Start of Data in this exercise
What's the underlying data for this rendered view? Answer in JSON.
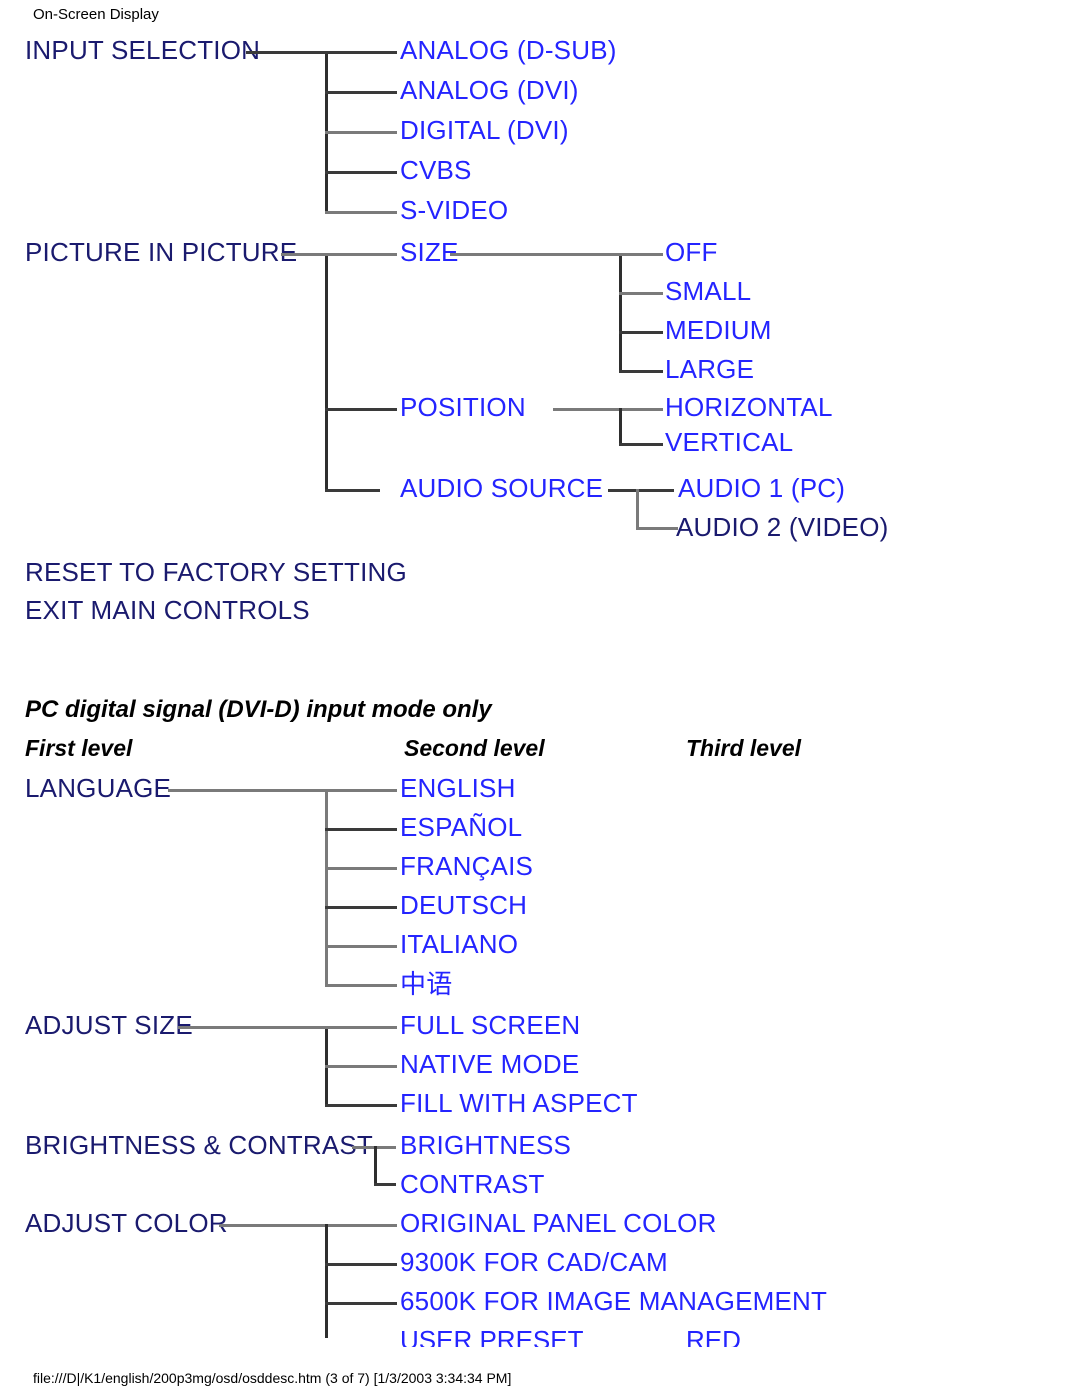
{
  "page": {
    "header": "On-Screen Display",
    "footer": "file:///D|/K1/english/200p3mg/osd/osddesc.htm (3 of 7) [1/3/2003 3:34:34 PM]",
    "colors": {
      "first_level": "#1a1a6e",
      "second_level": "#2424ff",
      "third_level": "#2424ff",
      "line": "#3a3a3a",
      "line_gray": "#7a7a7a",
      "background": "#ffffff"
    }
  },
  "tree_top": {
    "input_selection": {
      "label": "INPUT SELECTION",
      "children": [
        "ANALOG (D-SUB)",
        "ANALOG (DVI)",
        "DIGITAL (DVI)",
        "CVBS",
        "S-VIDEO"
      ]
    },
    "picture_in_picture": {
      "label": "PICTURE IN PICTURE",
      "children": [
        {
          "label": "SIZE",
          "children": [
            "OFF",
            "SMALL",
            "MEDIUM",
            "LARGE"
          ]
        },
        {
          "label": "POSITION",
          "children": [
            "HORIZONTAL",
            "VERTICAL"
          ]
        },
        {
          "label": "AUDIO SOURCE",
          "children": [
            "AUDIO 1 (PC)",
            "AUDIO 2 (VIDEO)"
          ]
        }
      ]
    },
    "standalone": [
      "RESET TO FACTORY SETTING",
      "EXIT MAIN CONTROLS"
    ]
  },
  "section2": {
    "note": "PC digital signal (DVI-D) input mode only",
    "columns": {
      "first": "First level",
      "second": "Second level",
      "third": "Third level"
    },
    "language": {
      "label": "LANGUAGE",
      "children": [
        "ENGLISH",
        "ESPAÑOL",
        "FRANÇAIS",
        "DEUTSCH",
        "ITALIANO",
        "中语"
      ]
    },
    "adjust_size": {
      "label": "ADJUST SIZE",
      "children": [
        "FULL SCREEN",
        "NATIVE MODE",
        "FILL WITH ASPECT"
      ]
    },
    "brightness_contrast": {
      "label": "BRIGHTNESS & CONTRAST",
      "children": [
        "BRIGHTNESS",
        "CONTRAST"
      ]
    },
    "adjust_color": {
      "label": "ADJUST COLOR",
      "children": [
        "ORIGINAL PANEL COLOR",
        "9300K FOR CAD/CAM",
        "6500K FOR IMAGE MANAGEMENT",
        "USER PRESET"
      ],
      "clipped_third": "RED"
    }
  }
}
End of Data in this exercise
**Exercise brief:** Your task is to report how many lines of the material include the string "AUDIO". Give the number and no other words.

**Result for this exercise:** 3